Goal of the exercise: Write out all lines holding the word "Danone".

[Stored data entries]
* * * * * * *

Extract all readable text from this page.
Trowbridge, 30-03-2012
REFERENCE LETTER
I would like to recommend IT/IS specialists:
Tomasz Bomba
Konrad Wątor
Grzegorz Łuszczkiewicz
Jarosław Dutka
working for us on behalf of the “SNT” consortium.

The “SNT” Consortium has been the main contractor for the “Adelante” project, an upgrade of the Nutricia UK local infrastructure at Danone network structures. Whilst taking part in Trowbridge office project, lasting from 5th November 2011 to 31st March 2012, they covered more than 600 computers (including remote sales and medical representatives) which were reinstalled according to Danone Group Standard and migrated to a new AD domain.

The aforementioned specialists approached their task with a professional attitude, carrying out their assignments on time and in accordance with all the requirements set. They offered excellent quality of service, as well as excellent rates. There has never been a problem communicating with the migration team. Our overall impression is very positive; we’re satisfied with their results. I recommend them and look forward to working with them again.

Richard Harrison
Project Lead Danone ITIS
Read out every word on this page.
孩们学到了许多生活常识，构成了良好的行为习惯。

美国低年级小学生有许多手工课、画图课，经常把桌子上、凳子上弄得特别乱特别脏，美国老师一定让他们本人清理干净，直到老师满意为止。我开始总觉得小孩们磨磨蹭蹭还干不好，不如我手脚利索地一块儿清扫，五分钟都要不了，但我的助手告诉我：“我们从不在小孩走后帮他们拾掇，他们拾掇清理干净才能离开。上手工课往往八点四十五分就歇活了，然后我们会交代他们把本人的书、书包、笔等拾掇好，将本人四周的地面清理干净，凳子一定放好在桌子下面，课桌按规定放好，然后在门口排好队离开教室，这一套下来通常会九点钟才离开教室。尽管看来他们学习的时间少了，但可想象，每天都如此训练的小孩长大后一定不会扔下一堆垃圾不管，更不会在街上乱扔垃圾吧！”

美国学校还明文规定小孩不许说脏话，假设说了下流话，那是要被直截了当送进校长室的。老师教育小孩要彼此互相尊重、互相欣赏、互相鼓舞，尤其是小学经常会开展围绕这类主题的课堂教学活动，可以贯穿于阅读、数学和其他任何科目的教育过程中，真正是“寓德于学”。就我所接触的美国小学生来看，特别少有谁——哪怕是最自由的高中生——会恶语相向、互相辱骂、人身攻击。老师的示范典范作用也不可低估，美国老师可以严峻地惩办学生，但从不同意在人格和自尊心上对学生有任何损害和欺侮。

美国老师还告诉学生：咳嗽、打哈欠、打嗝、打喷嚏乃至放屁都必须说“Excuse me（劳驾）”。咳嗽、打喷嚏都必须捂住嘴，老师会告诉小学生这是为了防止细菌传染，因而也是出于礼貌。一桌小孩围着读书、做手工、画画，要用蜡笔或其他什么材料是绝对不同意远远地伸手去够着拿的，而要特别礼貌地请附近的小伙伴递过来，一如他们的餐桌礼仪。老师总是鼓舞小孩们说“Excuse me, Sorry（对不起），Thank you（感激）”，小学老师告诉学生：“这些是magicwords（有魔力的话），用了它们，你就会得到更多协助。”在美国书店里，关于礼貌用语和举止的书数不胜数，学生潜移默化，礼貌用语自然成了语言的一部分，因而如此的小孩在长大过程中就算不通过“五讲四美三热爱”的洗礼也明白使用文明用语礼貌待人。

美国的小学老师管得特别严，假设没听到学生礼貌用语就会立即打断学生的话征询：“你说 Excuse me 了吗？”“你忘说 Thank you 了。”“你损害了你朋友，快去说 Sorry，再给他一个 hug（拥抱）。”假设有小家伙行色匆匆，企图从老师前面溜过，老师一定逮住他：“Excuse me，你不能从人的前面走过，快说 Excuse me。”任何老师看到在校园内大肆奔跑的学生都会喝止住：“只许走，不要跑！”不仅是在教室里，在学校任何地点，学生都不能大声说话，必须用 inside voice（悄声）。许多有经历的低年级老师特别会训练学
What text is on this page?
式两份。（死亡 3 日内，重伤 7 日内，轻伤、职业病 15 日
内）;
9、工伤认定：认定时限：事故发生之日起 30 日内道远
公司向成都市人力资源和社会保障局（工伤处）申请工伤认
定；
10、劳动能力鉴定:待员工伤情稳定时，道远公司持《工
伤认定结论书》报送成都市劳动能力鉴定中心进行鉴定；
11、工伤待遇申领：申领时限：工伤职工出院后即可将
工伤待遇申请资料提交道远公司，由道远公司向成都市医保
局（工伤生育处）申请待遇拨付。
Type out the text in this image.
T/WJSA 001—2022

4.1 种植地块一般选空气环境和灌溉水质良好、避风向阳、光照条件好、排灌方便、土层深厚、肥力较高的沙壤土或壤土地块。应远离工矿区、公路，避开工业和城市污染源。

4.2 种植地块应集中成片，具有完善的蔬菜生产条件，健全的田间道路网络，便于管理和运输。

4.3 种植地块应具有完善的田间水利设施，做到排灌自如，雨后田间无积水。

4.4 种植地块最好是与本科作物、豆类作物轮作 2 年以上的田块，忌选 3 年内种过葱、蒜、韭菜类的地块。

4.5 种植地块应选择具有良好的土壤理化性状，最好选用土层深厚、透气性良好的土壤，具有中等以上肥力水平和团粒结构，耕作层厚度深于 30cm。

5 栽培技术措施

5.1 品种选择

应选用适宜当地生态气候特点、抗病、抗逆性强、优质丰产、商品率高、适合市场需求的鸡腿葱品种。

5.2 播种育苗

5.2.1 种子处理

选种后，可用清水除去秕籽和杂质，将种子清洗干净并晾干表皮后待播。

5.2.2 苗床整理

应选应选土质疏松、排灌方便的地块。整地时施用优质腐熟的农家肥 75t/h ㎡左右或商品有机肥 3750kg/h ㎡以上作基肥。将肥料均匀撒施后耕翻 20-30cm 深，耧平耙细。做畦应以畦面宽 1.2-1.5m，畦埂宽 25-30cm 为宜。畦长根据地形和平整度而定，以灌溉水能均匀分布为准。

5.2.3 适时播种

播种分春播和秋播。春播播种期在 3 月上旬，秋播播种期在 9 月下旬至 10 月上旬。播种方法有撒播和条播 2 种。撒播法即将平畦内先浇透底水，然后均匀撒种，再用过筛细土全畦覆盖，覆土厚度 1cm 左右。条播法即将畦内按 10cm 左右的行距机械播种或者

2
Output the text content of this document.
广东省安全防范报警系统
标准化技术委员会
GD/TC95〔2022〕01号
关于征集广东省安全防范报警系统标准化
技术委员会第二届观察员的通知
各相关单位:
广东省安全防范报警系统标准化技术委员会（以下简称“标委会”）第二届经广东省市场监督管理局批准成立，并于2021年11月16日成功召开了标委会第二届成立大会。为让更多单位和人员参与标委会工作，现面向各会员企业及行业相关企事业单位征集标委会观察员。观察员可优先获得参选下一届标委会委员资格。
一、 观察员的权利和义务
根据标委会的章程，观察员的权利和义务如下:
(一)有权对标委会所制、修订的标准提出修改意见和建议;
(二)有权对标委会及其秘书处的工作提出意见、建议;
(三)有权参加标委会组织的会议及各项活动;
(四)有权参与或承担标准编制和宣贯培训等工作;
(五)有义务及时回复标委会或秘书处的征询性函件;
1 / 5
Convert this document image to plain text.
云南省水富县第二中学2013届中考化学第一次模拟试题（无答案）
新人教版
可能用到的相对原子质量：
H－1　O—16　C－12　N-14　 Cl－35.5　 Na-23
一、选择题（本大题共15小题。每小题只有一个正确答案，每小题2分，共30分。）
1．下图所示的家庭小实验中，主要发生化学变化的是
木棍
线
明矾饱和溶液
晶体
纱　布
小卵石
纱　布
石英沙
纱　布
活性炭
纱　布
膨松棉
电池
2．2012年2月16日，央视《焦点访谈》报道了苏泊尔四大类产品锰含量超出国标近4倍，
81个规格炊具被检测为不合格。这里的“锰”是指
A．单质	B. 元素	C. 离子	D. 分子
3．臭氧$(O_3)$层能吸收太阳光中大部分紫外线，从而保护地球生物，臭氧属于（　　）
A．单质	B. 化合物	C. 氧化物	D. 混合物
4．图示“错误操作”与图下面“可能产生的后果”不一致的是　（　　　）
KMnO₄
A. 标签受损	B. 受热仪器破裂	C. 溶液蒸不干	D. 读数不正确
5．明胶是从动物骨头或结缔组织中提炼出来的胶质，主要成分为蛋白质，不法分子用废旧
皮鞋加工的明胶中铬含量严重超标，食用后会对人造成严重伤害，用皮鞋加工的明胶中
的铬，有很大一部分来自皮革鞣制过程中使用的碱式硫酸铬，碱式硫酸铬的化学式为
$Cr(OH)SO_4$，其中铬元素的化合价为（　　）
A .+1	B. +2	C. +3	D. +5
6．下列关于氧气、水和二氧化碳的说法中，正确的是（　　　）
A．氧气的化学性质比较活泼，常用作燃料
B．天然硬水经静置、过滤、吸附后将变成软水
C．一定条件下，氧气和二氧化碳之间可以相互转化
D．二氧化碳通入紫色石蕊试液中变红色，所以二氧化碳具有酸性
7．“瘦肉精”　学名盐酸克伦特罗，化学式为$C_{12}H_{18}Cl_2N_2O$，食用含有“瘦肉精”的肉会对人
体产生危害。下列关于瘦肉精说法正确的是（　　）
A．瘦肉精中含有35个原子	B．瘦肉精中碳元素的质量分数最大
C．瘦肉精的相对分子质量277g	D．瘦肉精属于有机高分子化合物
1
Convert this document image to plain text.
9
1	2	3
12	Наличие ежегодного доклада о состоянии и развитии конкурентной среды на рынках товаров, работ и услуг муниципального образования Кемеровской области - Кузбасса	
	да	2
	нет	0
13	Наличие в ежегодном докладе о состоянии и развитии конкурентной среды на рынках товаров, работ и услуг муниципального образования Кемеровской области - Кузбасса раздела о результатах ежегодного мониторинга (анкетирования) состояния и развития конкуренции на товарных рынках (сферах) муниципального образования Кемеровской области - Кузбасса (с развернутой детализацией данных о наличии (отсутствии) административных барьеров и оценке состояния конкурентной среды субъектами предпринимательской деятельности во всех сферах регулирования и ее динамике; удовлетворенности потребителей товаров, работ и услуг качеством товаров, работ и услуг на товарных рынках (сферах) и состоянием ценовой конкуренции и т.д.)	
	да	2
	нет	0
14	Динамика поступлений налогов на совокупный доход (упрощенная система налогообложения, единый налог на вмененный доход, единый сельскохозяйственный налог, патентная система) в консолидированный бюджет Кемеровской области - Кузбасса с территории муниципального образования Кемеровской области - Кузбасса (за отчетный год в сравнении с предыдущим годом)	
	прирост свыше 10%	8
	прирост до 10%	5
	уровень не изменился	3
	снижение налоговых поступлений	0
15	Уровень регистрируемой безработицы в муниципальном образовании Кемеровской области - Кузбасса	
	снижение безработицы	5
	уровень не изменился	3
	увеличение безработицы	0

* * * * * * *

Final result:
The “SNT” Consortium has been the main contractor for the “Adelante” project, an upgrade of the Nutricia UK local infrastructure at Danone network structures. Whilst taking part in Trowbridge office project, lasting from 5th November 2011 to 31st March 2012, they covered more than 600 computers (including remote sales and medical representatives) which were reinstalled according to Danone Group Standard and migrated to a new AD domain.
Project Lead Danone ITIS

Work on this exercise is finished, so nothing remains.